> _Goal_
In the entries below, find the lines with the word "rest" and copy them.

Dataset items:
○ ○ ○ ○
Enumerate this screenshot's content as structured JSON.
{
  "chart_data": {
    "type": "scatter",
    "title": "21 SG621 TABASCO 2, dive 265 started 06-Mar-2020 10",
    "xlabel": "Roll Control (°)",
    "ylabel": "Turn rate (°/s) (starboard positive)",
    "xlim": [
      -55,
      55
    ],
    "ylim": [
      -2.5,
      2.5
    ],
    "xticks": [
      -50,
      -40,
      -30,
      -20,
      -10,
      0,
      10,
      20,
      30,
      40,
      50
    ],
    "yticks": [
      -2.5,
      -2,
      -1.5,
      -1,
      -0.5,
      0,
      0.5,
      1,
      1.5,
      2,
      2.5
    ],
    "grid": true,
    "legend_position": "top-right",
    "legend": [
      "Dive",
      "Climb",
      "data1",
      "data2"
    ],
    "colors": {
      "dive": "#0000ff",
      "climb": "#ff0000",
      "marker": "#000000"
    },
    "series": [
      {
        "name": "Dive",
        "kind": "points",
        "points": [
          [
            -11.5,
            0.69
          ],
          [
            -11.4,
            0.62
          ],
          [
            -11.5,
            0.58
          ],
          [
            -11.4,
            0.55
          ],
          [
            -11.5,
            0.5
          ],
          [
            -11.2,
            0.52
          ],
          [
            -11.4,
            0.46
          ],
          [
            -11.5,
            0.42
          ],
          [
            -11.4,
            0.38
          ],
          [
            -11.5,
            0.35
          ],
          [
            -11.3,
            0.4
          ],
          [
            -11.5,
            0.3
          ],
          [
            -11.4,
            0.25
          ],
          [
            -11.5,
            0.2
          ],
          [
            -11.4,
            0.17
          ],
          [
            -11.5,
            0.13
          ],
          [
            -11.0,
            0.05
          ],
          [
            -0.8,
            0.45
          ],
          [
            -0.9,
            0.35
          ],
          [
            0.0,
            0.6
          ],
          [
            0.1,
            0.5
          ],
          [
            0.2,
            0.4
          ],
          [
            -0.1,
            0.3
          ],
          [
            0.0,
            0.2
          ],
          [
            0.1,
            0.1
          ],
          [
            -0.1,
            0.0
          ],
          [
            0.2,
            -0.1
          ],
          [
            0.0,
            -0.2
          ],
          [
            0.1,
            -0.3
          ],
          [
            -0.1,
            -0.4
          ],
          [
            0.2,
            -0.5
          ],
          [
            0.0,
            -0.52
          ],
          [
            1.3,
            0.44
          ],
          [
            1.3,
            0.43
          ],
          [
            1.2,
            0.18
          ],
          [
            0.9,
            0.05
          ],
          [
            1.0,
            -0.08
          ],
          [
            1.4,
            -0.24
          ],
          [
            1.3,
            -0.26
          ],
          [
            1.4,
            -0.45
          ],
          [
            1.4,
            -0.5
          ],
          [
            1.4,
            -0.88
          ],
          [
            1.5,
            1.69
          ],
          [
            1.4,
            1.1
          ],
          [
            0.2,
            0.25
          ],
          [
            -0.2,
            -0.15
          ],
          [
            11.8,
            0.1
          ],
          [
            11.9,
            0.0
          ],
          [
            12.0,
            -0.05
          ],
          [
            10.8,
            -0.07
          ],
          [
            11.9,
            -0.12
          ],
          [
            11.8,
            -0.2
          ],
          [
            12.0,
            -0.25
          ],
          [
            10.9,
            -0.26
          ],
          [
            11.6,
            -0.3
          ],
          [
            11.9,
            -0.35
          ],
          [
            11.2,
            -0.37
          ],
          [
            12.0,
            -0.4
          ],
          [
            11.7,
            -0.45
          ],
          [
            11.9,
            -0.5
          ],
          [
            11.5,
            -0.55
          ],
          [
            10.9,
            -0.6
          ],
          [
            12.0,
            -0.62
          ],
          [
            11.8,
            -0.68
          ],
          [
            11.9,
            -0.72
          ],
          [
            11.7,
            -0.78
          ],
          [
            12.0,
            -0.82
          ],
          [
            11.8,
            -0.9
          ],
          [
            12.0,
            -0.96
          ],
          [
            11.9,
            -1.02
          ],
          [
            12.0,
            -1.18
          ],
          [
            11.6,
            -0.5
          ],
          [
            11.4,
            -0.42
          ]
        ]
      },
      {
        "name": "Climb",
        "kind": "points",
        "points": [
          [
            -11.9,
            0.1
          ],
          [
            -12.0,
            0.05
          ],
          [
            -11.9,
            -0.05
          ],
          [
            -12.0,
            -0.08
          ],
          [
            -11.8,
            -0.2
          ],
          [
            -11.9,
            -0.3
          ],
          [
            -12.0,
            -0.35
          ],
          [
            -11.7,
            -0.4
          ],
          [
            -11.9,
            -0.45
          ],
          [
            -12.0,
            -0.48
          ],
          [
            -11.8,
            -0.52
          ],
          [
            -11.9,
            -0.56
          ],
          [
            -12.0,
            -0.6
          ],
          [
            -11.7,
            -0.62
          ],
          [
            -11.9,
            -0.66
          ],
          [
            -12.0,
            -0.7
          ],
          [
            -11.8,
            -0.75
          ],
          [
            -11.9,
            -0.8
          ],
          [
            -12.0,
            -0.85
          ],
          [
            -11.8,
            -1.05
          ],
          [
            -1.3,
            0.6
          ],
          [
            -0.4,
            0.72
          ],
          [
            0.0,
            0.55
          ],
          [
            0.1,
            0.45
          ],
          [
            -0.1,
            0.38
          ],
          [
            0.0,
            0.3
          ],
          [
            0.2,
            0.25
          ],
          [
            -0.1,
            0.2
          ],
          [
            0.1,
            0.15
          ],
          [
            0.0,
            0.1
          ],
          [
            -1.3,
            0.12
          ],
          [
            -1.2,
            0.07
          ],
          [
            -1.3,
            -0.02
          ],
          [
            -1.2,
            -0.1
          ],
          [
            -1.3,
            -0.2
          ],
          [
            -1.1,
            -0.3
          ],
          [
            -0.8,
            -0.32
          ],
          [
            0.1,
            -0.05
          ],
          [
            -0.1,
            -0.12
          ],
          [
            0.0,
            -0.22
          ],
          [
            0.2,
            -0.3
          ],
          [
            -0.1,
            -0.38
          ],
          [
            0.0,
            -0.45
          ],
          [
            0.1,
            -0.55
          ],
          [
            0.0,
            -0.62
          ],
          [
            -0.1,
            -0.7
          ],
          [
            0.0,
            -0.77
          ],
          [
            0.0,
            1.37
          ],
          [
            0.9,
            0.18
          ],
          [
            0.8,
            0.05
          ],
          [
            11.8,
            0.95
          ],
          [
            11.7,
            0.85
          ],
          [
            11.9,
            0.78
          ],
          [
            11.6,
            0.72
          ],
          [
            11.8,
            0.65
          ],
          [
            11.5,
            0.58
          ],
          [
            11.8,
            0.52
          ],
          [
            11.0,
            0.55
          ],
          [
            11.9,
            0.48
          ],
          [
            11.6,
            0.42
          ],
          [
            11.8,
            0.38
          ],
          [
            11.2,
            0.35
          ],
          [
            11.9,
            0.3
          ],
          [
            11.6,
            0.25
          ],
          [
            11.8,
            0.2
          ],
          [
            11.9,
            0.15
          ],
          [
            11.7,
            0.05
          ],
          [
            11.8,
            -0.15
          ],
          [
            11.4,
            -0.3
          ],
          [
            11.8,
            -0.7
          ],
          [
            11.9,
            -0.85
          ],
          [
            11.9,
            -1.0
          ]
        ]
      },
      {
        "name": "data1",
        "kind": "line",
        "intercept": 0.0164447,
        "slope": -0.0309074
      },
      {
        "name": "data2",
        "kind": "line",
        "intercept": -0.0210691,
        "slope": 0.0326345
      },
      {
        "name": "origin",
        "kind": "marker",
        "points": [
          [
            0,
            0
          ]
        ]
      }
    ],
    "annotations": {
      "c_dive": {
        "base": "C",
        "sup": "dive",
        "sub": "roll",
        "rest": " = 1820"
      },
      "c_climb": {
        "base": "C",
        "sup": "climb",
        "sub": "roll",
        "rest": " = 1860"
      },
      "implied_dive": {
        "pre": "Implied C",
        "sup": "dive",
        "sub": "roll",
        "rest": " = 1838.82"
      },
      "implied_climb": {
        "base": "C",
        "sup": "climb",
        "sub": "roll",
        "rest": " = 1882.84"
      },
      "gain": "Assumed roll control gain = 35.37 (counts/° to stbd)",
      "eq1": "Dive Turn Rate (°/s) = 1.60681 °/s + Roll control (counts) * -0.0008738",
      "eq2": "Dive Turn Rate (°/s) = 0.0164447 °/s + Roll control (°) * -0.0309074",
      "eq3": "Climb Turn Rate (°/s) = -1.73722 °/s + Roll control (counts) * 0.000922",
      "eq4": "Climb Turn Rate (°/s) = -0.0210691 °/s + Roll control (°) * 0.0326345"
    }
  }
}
○ ○ ○ ○
> _Complete output_
        "rest": " = 1820"
        "rest": " = 1860"
        "rest": " = 1838.82"
        "rest": " = 1882.84"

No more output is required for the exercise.